Check each line of the material below, and copy it if it holds the string "Actual".

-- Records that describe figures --
───

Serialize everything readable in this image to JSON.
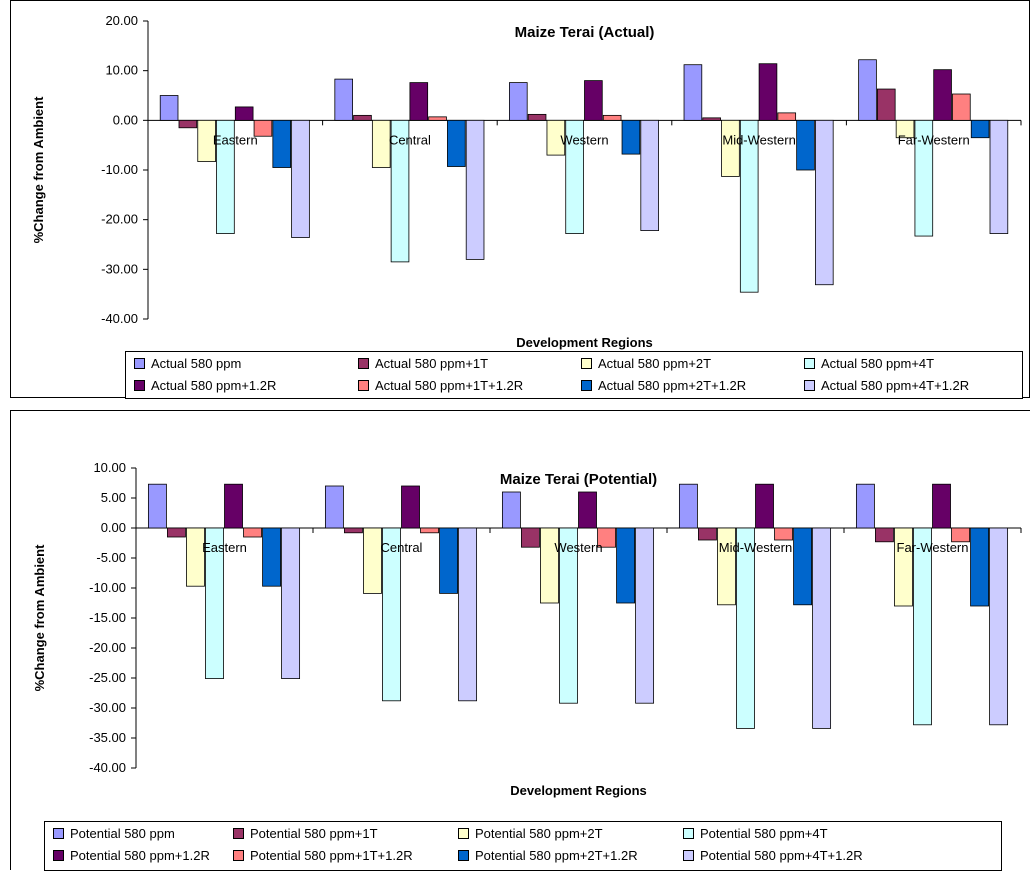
{
  "chart_data": [
    {
      "type": "bar",
      "title": "Maize Terai (Actual)",
      "xlabel": "Development Regions",
      "ylabel": "%Change from Ambient",
      "ylim": [
        -40,
        20
      ],
      "yticks": [
        "20.00",
        "10.00",
        "0.00",
        "-10.00",
        "-20.00",
        "-30.00",
        "-40.00"
      ],
      "ytick_values": [
        20,
        10,
        0,
        -10,
        -20,
        -30,
        -40
      ],
      "categories": [
        "Eastern",
        "Central",
        "Western",
        "Mid-Western",
        "Far-Western"
      ],
      "legend_position": "bottom",
      "grid": false,
      "series": [
        {
          "name": "Actual 580 ppm",
          "color": "#9999FF",
          "values": [
            5.0,
            8.3,
            7.6,
            11.2,
            12.2
          ]
        },
        {
          "name": "Actual 580 ppm+1T",
          "color": "#993366",
          "values": [
            -1.5,
            1.0,
            1.2,
            0.5,
            6.3
          ]
        },
        {
          "name": "Actual 580 ppm+2T",
          "color": "#FFFFCC",
          "values": [
            -8.3,
            -9.5,
            -7.0,
            -11.3,
            -3.5
          ]
        },
        {
          "name": "Actual 580 ppm+4T",
          "color": "#CCFFFF",
          "values": [
            -22.8,
            -28.5,
            -22.8,
            -34.6,
            -23.3
          ]
        },
        {
          "name": "Actual 580 ppm+1.2R",
          "color": "#660066",
          "values": [
            2.7,
            7.6,
            8.0,
            11.4,
            10.2
          ]
        },
        {
          "name": "Actual 580 ppm+1T+1.2R",
          "color": "#FF8080",
          "values": [
            -3.2,
            0.7,
            1.0,
            1.5,
            5.3
          ]
        },
        {
          "name": "Actual 580 ppm+2T+1.2R",
          "color": "#0066CC",
          "values": [
            -9.5,
            -9.3,
            -6.8,
            -10.0,
            -3.5
          ]
        },
        {
          "name": "Actual 580 ppm+4T+1.2R",
          "color": "#CCCCFF",
          "values": [
            -23.6,
            -28.0,
            -22.2,
            -33.1,
            -22.8
          ]
        }
      ]
    },
    {
      "type": "bar",
      "title": "Maize Terai (Potential)",
      "xlabel": "Development Regions",
      "ylabel": "%Change from Ambient",
      "ylim": [
        -40,
        10
      ],
      "yticks": [
        "10.00",
        "5.00",
        "0.00",
        "-5.00",
        "-10.00",
        "-15.00",
        "-20.00",
        "-25.00",
        "-30.00",
        "-35.00",
        "-40.00"
      ],
      "ytick_values": [
        10,
        5,
        0,
        -5,
        -10,
        -15,
        -20,
        -25,
        -30,
        -35,
        -40
      ],
      "categories": [
        "Eastern",
        "Central",
        "Western",
        "Mid-Western",
        "Far-Western"
      ],
      "legend_position": "bottom",
      "grid": false,
      "series": [
        {
          "name": "Potential 580 ppm",
          "color": "#9999FF",
          "values": [
            7.3,
            7.0,
            6.0,
            7.3,
            7.3
          ]
        },
        {
          "name": "Potential 580 ppm+1T",
          "color": "#993366",
          "values": [
            -1.5,
            -0.8,
            -3.2,
            -2.0,
            -2.3
          ]
        },
        {
          "name": "Potential 580 ppm+2T",
          "color": "#FFFFCC",
          "values": [
            -9.7,
            -10.9,
            -12.5,
            -12.8,
            -13.0
          ]
        },
        {
          "name": "Potential 580 ppm+4T",
          "color": "#CCFFFF",
          "values": [
            -25.1,
            -28.8,
            -29.2,
            -33.4,
            -32.8
          ]
        },
        {
          "name": "Potential 580 ppm+1.2R",
          "color": "#660066",
          "values": [
            7.3,
            7.0,
            6.0,
            7.3,
            7.3
          ]
        },
        {
          "name": "Potential 580 ppm+1T+1.2R",
          "color": "#FF8080",
          "values": [
            -1.5,
            -0.8,
            -3.2,
            -2.0,
            -2.3
          ]
        },
        {
          "name": "Potential 580 ppm+2T+1.2R",
          "color": "#0066CC",
          "values": [
            -9.7,
            -10.9,
            -12.5,
            -12.8,
            -13.0
          ]
        },
        {
          "name": "Potential 580 ppm+4T+1.2R",
          "color": "#CCCCFF",
          "values": [
            -25.1,
            -28.8,
            -29.2,
            -33.4,
            -32.8
          ]
        }
      ]
    }
  ]
}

───

-- Output of the task --
      "title": "Maize Terai (Actual)",
          "name": "Actual 580 ppm",
          "name": "Actual 580 ppm+1T",
          "name": "Actual 580 ppm+2T",
          "name": "Actual 580 ppm+4T",
          "name": "Actual 580 ppm+1.2R",
          "name": "Actual 580 ppm+1T+1.2R",
          "name": "Actual 580 ppm+2T+1.2R",
          "name": "Actual 580 ppm+4T+1.2R",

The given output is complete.